• _Materials provided_
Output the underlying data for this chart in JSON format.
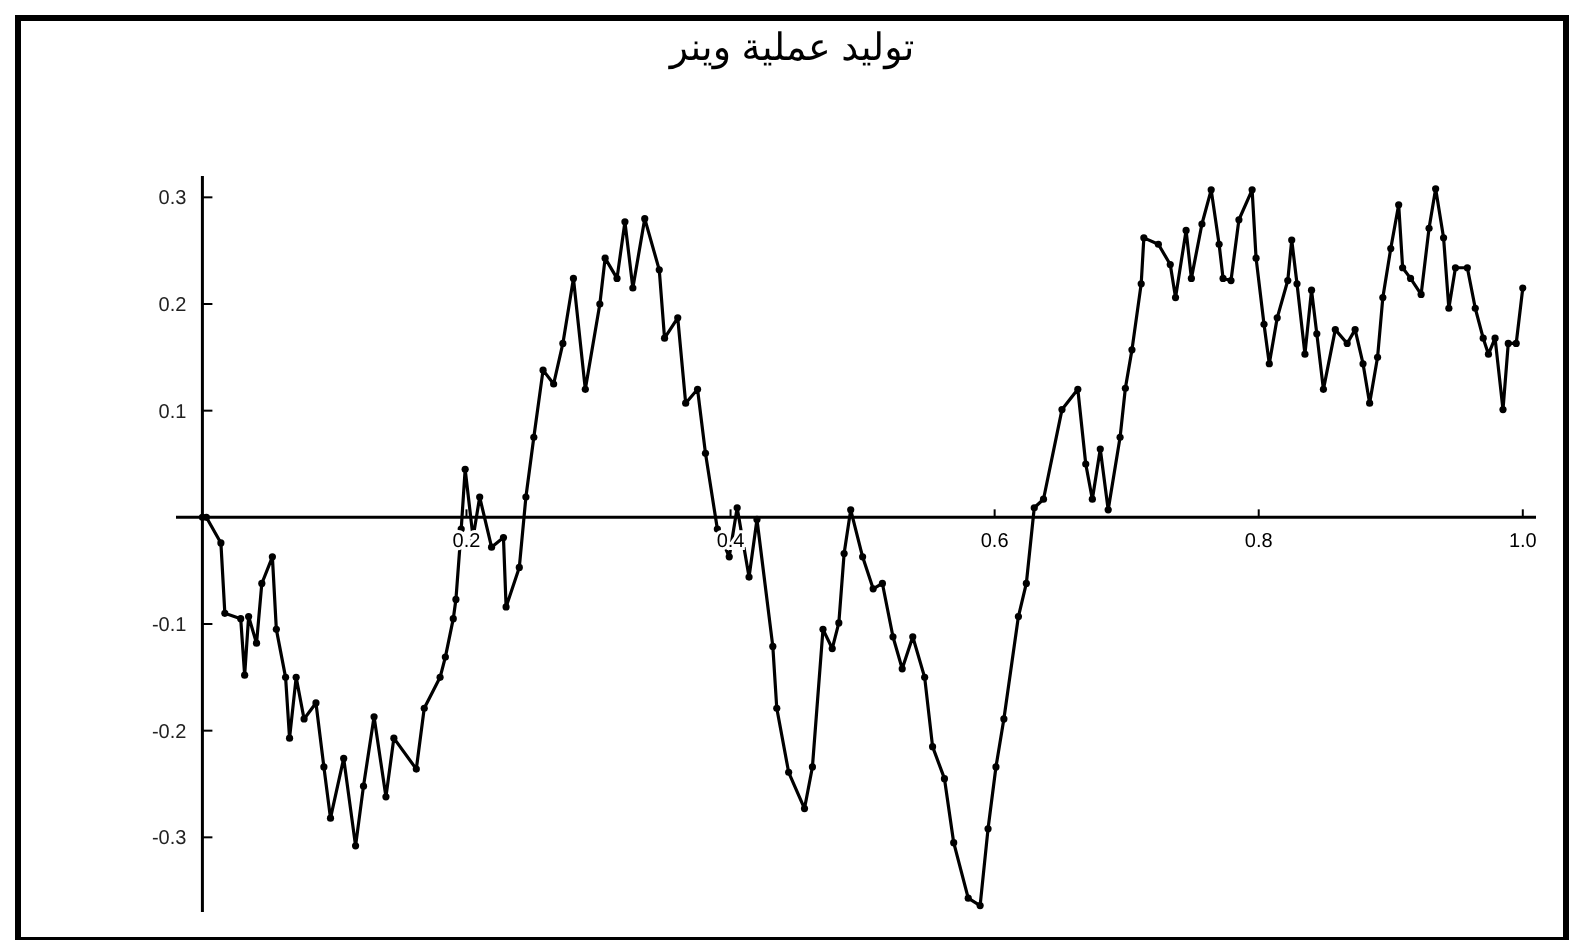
{
  "chart_data": {
    "type": "line",
    "title": "توليد عملية وينر",
    "marker": "circle",
    "line_style": "solid",
    "grid": false,
    "xlim": [
      -0.02,
      1.01
    ],
    "ylim": [
      -0.37,
      0.32
    ],
    "xticks": [
      0.2,
      0.4,
      0.6,
      0.8,
      {
        "value": 1,
        "label": "1.0"
      }
    ],
    "yticks": [
      -0.3,
      -0.2,
      -0.1,
      0.1,
      0.2,
      0.3
    ],
    "series": [
      {
        "color": "#000000",
        "x": [
          0,
          0.003,
          0.014,
          0.017,
          0.029,
          0.032,
          0.035,
          0.041,
          0.045,
          0.053,
          0.056,
          0.063,
          0.066,
          0.071,
          0.077,
          0.086,
          0.092,
          0.097,
          0.107,
          0.116,
          0.122,
          0.13,
          0.139,
          0.145,
          0.162,
          0.168,
          0.18,
          0.184,
          0.19,
          0.192,
          0.196,
          0.199,
          0.205,
          0.21,
          0.219,
          0.228,
          0.23,
          0.24,
          0.245,
          0.251,
          0.258,
          0.266,
          0.273,
          0.281,
          0.29,
          0.301,
          0.305,
          0.314,
          0.32,
          0.326,
          0.335,
          0.346,
          0.35,
          0.36,
          0.366,
          0.375,
          0.381,
          0.39,
          0.399,
          0.405,
          0.414,
          0.42,
          0.432,
          0.435,
          0.444,
          0.456,
          0.462,
          0.47,
          0.477,
          0.482,
          0.486,
          0.491,
          0.5,
          0.508,
          0.515,
          0.523,
          0.53,
          0.538,
          0.547,
          0.553,
          0.562,
          0.569,
          0.58,
          0.589,
          0.595,
          0.601,
          0.607,
          0.618,
          0.624,
          0.63,
          0.637,
          0.651,
          0.663,
          0.669,
          0.674,
          0.68,
          0.686,
          0.695,
          0.699,
          0.704,
          0.711,
          0.713,
          0.724,
          0.733,
          0.737,
          0.745,
          0.749,
          0.757,
          0.764,
          0.77,
          0.773,
          0.779,
          0.785,
          0.795,
          0.798,
          0.804,
          0.808,
          0.814,
          0.822,
          0.825,
          0.829,
          0.835,
          0.84,
          0.844,
          0.849,
          0.858,
          0.867,
          0.873,
          0.879,
          0.884,
          0.89,
          0.894,
          0.9,
          0.906,
          0.909,
          0.915,
          0.923,
          0.929,
          0.934,
          0.94,
          0.944,
          0.949,
          0.958,
          0.964,
          0.97,
          0.974,
          0.979,
          0.985,
          0.989,
          0.995,
          1.0
        ],
        "values": [
          0,
          0,
          -0.024,
          -0.09,
          -0.095,
          -0.148,
          -0.093,
          -0.118,
          -0.062,
          -0.037,
          -0.105,
          -0.15,
          -0.207,
          -0.15,
          -0.189,
          -0.174,
          -0.234,
          -0.282,
          -0.226,
          -0.308,
          -0.252,
          -0.187,
          -0.262,
          -0.207,
          -0.236,
          -0.179,
          -0.15,
          -0.131,
          -0.095,
          -0.077,
          -0.011,
          0.045,
          -0.019,
          0.019,
          -0.028,
          -0.019,
          -0.084,
          -0.047,
          0.019,
          0.075,
          0.138,
          0.125,
          0.163,
          0.224,
          0.12,
          0.2,
          0.243,
          0.224,
          0.277,
          0.215,
          0.28,
          0.232,
          0.168,
          0.187,
          0.107,
          0.12,
          0.06,
          -0.011,
          -0.037,
          0.009,
          -0.056,
          -0.002,
          -0.121,
          -0.179,
          -0.239,
          -0.273,
          -0.234,
          -0.105,
          -0.123,
          -0.099,
          -0.034,
          0.007,
          -0.037,
          -0.067,
          -0.062,
          -0.112,
          -0.142,
          -0.112,
          -0.15,
          -0.215,
          -0.245,
          -0.305,
          -0.357,
          -0.364,
          -0.292,
          -0.234,
          -0.189,
          -0.093,
          -0.062,
          0.009,
          0.017,
          0.101,
          0.12,
          0.05,
          0.017,
          0.064,
          0.007,
          0.075,
          0.121,
          0.157,
          0.219,
          0.262,
          0.256,
          0.237,
          0.206,
          0.269,
          0.224,
          0.275,
          0.307,
          0.256,
          0.224,
          0.222,
          0.279,
          0.307,
          0.243,
          0.181,
          0.144,
          0.187,
          0.222,
          0.26,
          0.219,
          0.153,
          0.213,
          0.172,
          0.12,
          0.176,
          0.163,
          0.176,
          0.144,
          0.107,
          0.15,
          0.206,
          0.252,
          0.293,
          0.234,
          0.224,
          0.209,
          0.271,
          0.308,
          0.262,
          0.196,
          0.234,
          0.234,
          0.196,
          0.168,
          0.153,
          0.168,
          0.101,
          0.163,
          0.163,
          0.215
        ]
      }
    ]
  }
}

• _Exercise_
Nothing in the entries above should change when they are printed again, except that the pictures are dropped.

• _Expected answer_
Output the underlying data for this chart in JSON format.
{
  "chart_data": {
    "type": "line",
    "title": "توليد عملية وينر",
    "marker": "circle",
    "line_style": "solid",
    "grid": false,
    "xlim": [
      -0.02,
      1.01
    ],
    "ylim": [
      -0.37,
      0.32
    ],
    "xticks": [
      0.2,
      0.4,
      0.6,
      0.8,
      {
        "value": 1,
        "label": "1.0"
      }
    ],
    "yticks": [
      -0.3,
      -0.2,
      -0.1,
      0.1,
      0.2,
      0.3
    ],
    "series": [
      {
        "color": "#000000",
        "x": [
          0,
          0.003,
          0.014,
          0.017,
          0.029,
          0.032,
          0.035,
          0.041,
          0.045,
          0.053,
          0.056,
          0.063,
          0.066,
          0.071,
          0.077,
          0.086,
          0.092,
          0.097,
          0.107,
          0.116,
          0.122,
          0.13,
          0.139,
          0.145,
          0.162,
          0.168,
          0.18,
          0.184,
          0.19,
          0.192,
          0.196,
          0.199,
          0.205,
          0.21,
          0.219,
          0.228,
          0.23,
          0.24,
          0.245,
          0.251,
          0.258,
          0.266,
          0.273,
          0.281,
          0.29,
          0.301,
          0.305,
          0.314,
          0.32,
          0.326,
          0.335,
          0.346,
          0.35,
          0.36,
          0.366,
          0.375,
          0.381,
          0.39,
          0.399,
          0.405,
          0.414,
          0.42,
          0.432,
          0.435,
          0.444,
          0.456,
          0.462,
          0.47,
          0.477,
          0.482,
          0.486,
          0.491,
          0.5,
          0.508,
          0.515,
          0.523,
          0.53,
          0.538,
          0.547,
          0.553,
          0.562,
          0.569,
          0.58,
          0.589,
          0.595,
          0.601,
          0.607,
          0.618,
          0.624,
          0.63,
          0.637,
          0.651,
          0.663,
          0.669,
          0.674,
          0.68,
          0.686,
          0.695,
          0.699,
          0.704,
          0.711,
          0.713,
          0.724,
          0.733,
          0.737,
          0.745,
          0.749,
          0.757,
          0.764,
          0.77,
          0.773,
          0.779,
          0.785,
          0.795,
          0.798,
          0.804,
          0.808,
          0.814,
          0.822,
          0.825,
          0.829,
          0.835,
          0.84,
          0.844,
          0.849,
          0.858,
          0.867,
          0.873,
          0.879,
          0.884,
          0.89,
          0.894,
          0.9,
          0.906,
          0.909,
          0.915,
          0.923,
          0.929,
          0.934,
          0.94,
          0.944,
          0.949,
          0.958,
          0.964,
          0.97,
          0.974,
          0.979,
          0.985,
          0.989,
          0.995,
          1.0
        ],
        "values": [
          0,
          0,
          -0.024,
          -0.09,
          -0.095,
          -0.148,
          -0.093,
          -0.118,
          -0.062,
          -0.037,
          -0.105,
          -0.15,
          -0.207,
          -0.15,
          -0.189,
          -0.174,
          -0.234,
          -0.282,
          -0.226,
          -0.308,
          -0.252,
          -0.187,
          -0.262,
          -0.207,
          -0.236,
          -0.179,
          -0.15,
          -0.131,
          -0.095,
          -0.077,
          -0.011,
          0.045,
          -0.019,
          0.019,
          -0.028,
          -0.019,
          -0.084,
          -0.047,
          0.019,
          0.075,
          0.138,
          0.125,
          0.163,
          0.224,
          0.12,
          0.2,
          0.243,
          0.224,
          0.277,
          0.215,
          0.28,
          0.232,
          0.168,
          0.187,
          0.107,
          0.12,
          0.06,
          -0.011,
          -0.037,
          0.009,
          -0.056,
          -0.002,
          -0.121,
          -0.179,
          -0.239,
          -0.273,
          -0.234,
          -0.105,
          -0.123,
          -0.099,
          -0.034,
          0.007,
          -0.037,
          -0.067,
          -0.062,
          -0.112,
          -0.142,
          -0.112,
          -0.15,
          -0.215,
          -0.245,
          -0.305,
          -0.357,
          -0.364,
          -0.292,
          -0.234,
          -0.189,
          -0.093,
          -0.062,
          0.009,
          0.017,
          0.101,
          0.12,
          0.05,
          0.017,
          0.064,
          0.007,
          0.075,
          0.121,
          0.157,
          0.219,
          0.262,
          0.256,
          0.237,
          0.206,
          0.269,
          0.224,
          0.275,
          0.307,
          0.256,
          0.224,
          0.222,
          0.279,
          0.307,
          0.243,
          0.181,
          0.144,
          0.187,
          0.222,
          0.26,
          0.219,
          0.153,
          0.213,
          0.172,
          0.12,
          0.176,
          0.163,
          0.176,
          0.144,
          0.107,
          0.15,
          0.206,
          0.252,
          0.293,
          0.234,
          0.224,
          0.209,
          0.271,
          0.308,
          0.262,
          0.196,
          0.234,
          0.234,
          0.196,
          0.168,
          0.153,
          0.168,
          0.101,
          0.163,
          0.163,
          0.215
        ]
      }
    ]
  }
}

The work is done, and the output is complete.